> **Work required**: Select the lines below containing the word "System".

> **Input rows**:

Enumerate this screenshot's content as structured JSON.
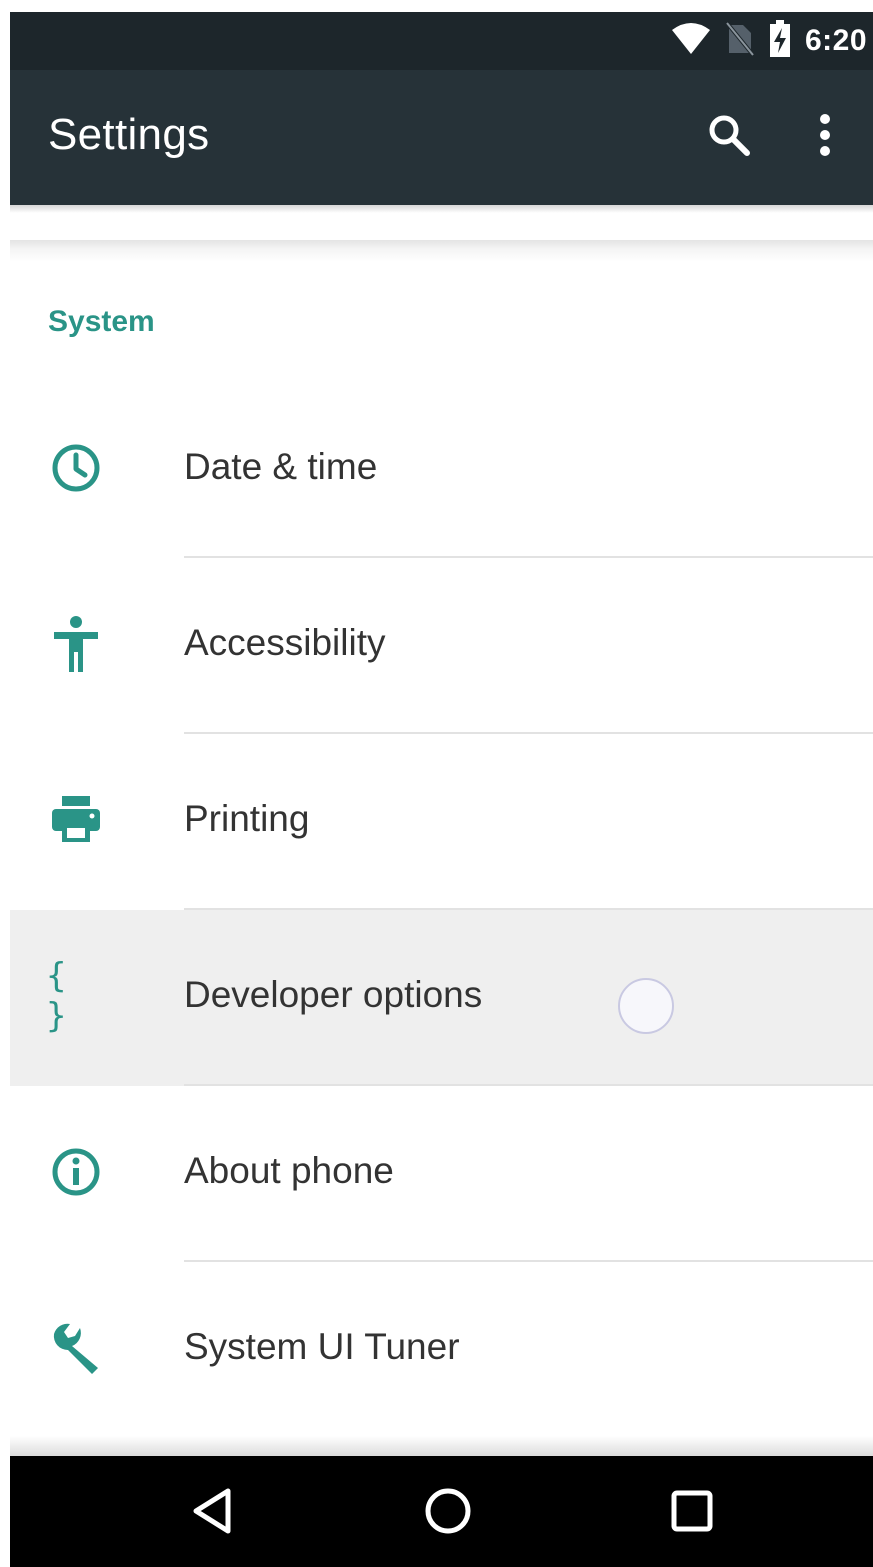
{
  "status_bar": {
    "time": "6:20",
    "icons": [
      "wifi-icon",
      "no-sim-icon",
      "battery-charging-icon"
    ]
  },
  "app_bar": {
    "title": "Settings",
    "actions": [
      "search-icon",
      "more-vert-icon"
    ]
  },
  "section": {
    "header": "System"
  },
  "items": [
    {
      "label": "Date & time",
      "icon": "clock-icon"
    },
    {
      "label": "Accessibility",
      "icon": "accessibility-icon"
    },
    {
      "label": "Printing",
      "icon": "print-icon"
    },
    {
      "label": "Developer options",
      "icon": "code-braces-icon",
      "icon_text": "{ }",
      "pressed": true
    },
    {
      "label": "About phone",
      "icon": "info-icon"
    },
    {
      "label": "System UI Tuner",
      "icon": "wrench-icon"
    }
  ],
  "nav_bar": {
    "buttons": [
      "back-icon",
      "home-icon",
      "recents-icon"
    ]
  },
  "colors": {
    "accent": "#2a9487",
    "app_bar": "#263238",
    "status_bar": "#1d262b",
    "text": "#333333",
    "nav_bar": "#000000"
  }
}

> **Worked answer**:
    "header": "System"
      "label": "System UI Tuner",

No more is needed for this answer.